**Given instruction:** Write the entries below out again exactly; any picture in them stays out.

**Record list:**
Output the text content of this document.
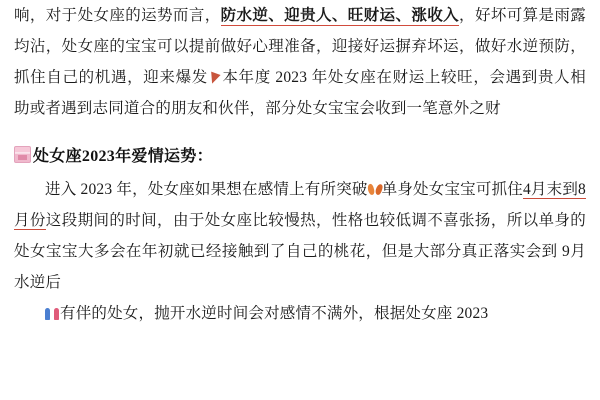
响，对于处女座的运势而言，防水逆、迎贵人、旺财运、涨收入，好坏可算是雨露均沾，处女座的宝宝可以提前做好心理准备，迎接好运摒弃坏运，做好水逆预防，抓住自己的机遇，迎来爆发 本年度 2023 年处女座在财运上较旺，会遇到贵人相助或者遇到志同道合的朋友和伙伴，部分处女宝宝会收到一笔意外之财

处女座2023年爱情运势：

进入 2023 年，处女座如果想在感情上有所突破 单身处女宝宝可抓住4月末到8月份这段期间的时间，由于处女座比较慢热，性格也较低调不喜张扬，所以单身的处女宝宝大多会在年初就已经接触到了自己的桃花，但是大部分真正落实会到 9月水逆后

有伴的处女，抛开水逆时间会对感情不满外，根据处女座 2023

**Answer to the problem:**
Output the text content of this document.
响，对于处女座的运势而言，防水逆、迎贵人、旺财运、涨收入，好坏可算是雨露均沾，处女座的宝宝可以提前做好心理准备，迎接好运摒弃坏运，做好水逆预防，抓住自己的机遇，迎来爆发 本年度 2023 年处女座在财运上较旺，会遇到贵人相助或者遇到志同道合的朋友和伙伴，部分处女宝宝会收到一笔意外之财

处女座2023年爱情运势：

进入 2023 年，处女座如果想在感情上有所突破 单身处女宝宝可抓住4月末到8月份这段期间的时间，由于处女座比较慢热，性格也较低调不喜张扬，所以单身的处女宝宝大多会在年初就已经接触到了自己的桃花，但是大部分真正落实会到 9月水逆后

有伴的处女，抛开水逆时间会对感情不满外，根据处女座 2023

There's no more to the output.